# TASK STATEMENT:
Every line containing the word "volume" needs to be found and copied.

(Rows from a dataset)
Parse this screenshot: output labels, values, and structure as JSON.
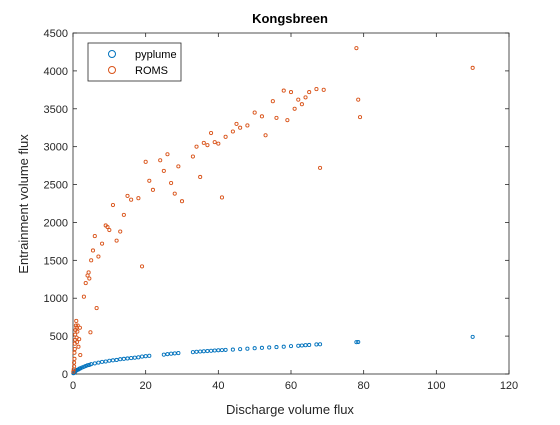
{
  "chart_data": {
    "type": "scatter",
    "title": "Kongsbreen",
    "xlabel": "Discharge volume flux",
    "ylabel": "Entrainment volume flux",
    "xlim": [
      0,
      120
    ],
    "ylim": [
      0,
      4500
    ],
    "xticks": [
      0,
      20,
      40,
      60,
      80,
      100,
      120
    ],
    "yticks": [
      0,
      500,
      1000,
      1500,
      2000,
      2500,
      3000,
      3500,
      4000,
      4500
    ],
    "grid": false,
    "legend": "top-left",
    "series": [
      {
        "name": "pyplume",
        "color": "#0072BD",
        "points": [
          [
            0.1,
            10
          ],
          [
            0.2,
            15
          ],
          [
            0.3,
            20
          ],
          [
            0.4,
            25
          ],
          [
            0.5,
            30
          ],
          [
            0.6,
            35
          ],
          [
            0.7,
            40
          ],
          [
            0.8,
            45
          ],
          [
            1,
            50
          ],
          [
            1.2,
            55
          ],
          [
            1.5,
            60
          ],
          [
            1.8,
            70
          ],
          [
            2,
            75
          ],
          [
            2.5,
            85
          ],
          [
            3,
            95
          ],
          [
            3.5,
            105
          ],
          [
            4,
            115
          ],
          [
            4.5,
            120
          ],
          [
            5,
            130
          ],
          [
            6,
            140
          ],
          [
            7,
            150
          ],
          [
            8,
            160
          ],
          [
            9,
            165
          ],
          [
            10,
            175
          ],
          [
            11,
            180
          ],
          [
            12,
            185
          ],
          [
            13,
            195
          ],
          [
            14,
            200
          ],
          [
            15,
            205
          ],
          [
            16,
            210
          ],
          [
            17,
            215
          ],
          [
            18,
            220
          ],
          [
            19,
            230
          ],
          [
            20,
            235
          ],
          [
            21,
            240
          ],
          [
            25,
            255
          ],
          [
            26,
            262
          ],
          [
            27,
            268
          ],
          [
            28,
            272
          ],
          [
            29,
            276
          ],
          [
            33,
            288
          ],
          [
            34,
            293
          ],
          [
            35,
            297
          ],
          [
            36,
            300
          ],
          [
            37,
            303
          ],
          [
            38,
            306
          ],
          [
            39,
            310
          ],
          [
            40,
            313
          ],
          [
            41,
            315
          ],
          [
            42,
            318
          ],
          [
            44,
            322
          ],
          [
            46,
            328
          ],
          [
            48,
            334
          ],
          [
            50,
            340
          ],
          [
            52,
            345
          ],
          [
            54,
            350
          ],
          [
            56,
            355
          ],
          [
            58,
            360
          ],
          [
            60,
            368
          ],
          [
            62,
            372
          ],
          [
            63,
            376
          ],
          [
            64,
            380
          ],
          [
            65,
            383
          ],
          [
            67,
            390
          ],
          [
            68,
            392
          ],
          [
            78,
            420
          ],
          [
            78.5,
            422
          ],
          [
            110,
            490
          ]
        ]
      },
      {
        "name": "ROMS",
        "color": "#D95319",
        "points": [
          [
            0.1,
            30
          ],
          [
            0.2,
            60
          ],
          [
            0.3,
            100
          ],
          [
            0.3,
            150
          ],
          [
            0.4,
            200
          ],
          [
            0.4,
            280
          ],
          [
            0.5,
            330
          ],
          [
            0.5,
            400
          ],
          [
            0.6,
            450
          ],
          [
            0.6,
            520
          ],
          [
            0.7,
            580
          ],
          [
            0.8,
            640
          ],
          [
            0.9,
            700
          ],
          [
            1,
            610
          ],
          [
            1,
            480
          ],
          [
            1.1,
            420
          ],
          [
            1.2,
            560
          ],
          [
            1.3,
            640
          ],
          [
            1.5,
            360
          ],
          [
            1.7,
            460
          ],
          [
            1.9,
            610
          ],
          [
            2,
            250
          ],
          [
            3,
            1020
          ],
          [
            3.5,
            1200
          ],
          [
            4,
            1300
          ],
          [
            4.3,
            1340
          ],
          [
            4.5,
            1260
          ],
          [
            4.8,
            550
          ],
          [
            5,
            1500
          ],
          [
            5.5,
            1630
          ],
          [
            6,
            1820
          ],
          [
            6.5,
            870
          ],
          [
            7,
            1550
          ],
          [
            8,
            1720
          ],
          [
            9,
            1960
          ],
          [
            9.5,
            1940
          ],
          [
            10,
            1900
          ],
          [
            11,
            2230
          ],
          [
            12,
            1760
          ],
          [
            13,
            1880
          ],
          [
            14,
            2100
          ],
          [
            15,
            2350
          ],
          [
            16,
            2300
          ],
          [
            18,
            2320
          ],
          [
            19,
            1420
          ],
          [
            20,
            2800
          ],
          [
            21,
            2550
          ],
          [
            22,
            2430
          ],
          [
            24,
            2820
          ],
          [
            25,
            2680
          ],
          [
            26,
            2900
          ],
          [
            27,
            2520
          ],
          [
            28,
            2380
          ],
          [
            29,
            2740
          ],
          [
            30,
            2280
          ],
          [
            33,
            2870
          ],
          [
            34,
            3000
          ],
          [
            35,
            2600
          ],
          [
            36,
            3050
          ],
          [
            37,
            3020
          ],
          [
            38,
            3180
          ],
          [
            39,
            3060
          ],
          [
            40,
            3040
          ],
          [
            41,
            2330
          ],
          [
            42,
            3130
          ],
          [
            44,
            3200
          ],
          [
            45,
            3300
          ],
          [
            46,
            3250
          ],
          [
            48,
            3280
          ],
          [
            50,
            3450
          ],
          [
            52,
            3400
          ],
          [
            53,
            3150
          ],
          [
            55,
            3600
          ],
          [
            56,
            3380
          ],
          [
            58,
            3740
          ],
          [
            59,
            3350
          ],
          [
            60,
            3720
          ],
          [
            61,
            3500
          ],
          [
            62,
            3620
          ],
          [
            63,
            3560
          ],
          [
            64,
            3650
          ],
          [
            65,
            3720
          ],
          [
            67,
            3760
          ],
          [
            68,
            2720
          ],
          [
            69,
            3750
          ],
          [
            78,
            4300
          ],
          [
            78.5,
            3620
          ],
          [
            79,
            3390
          ],
          [
            110,
            4040
          ]
        ]
      }
    ]
  }
}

# REPLY TO THE TASK:
    "xlabel": "Discharge volume flux",
    "ylabel": "Entrainment volume flux",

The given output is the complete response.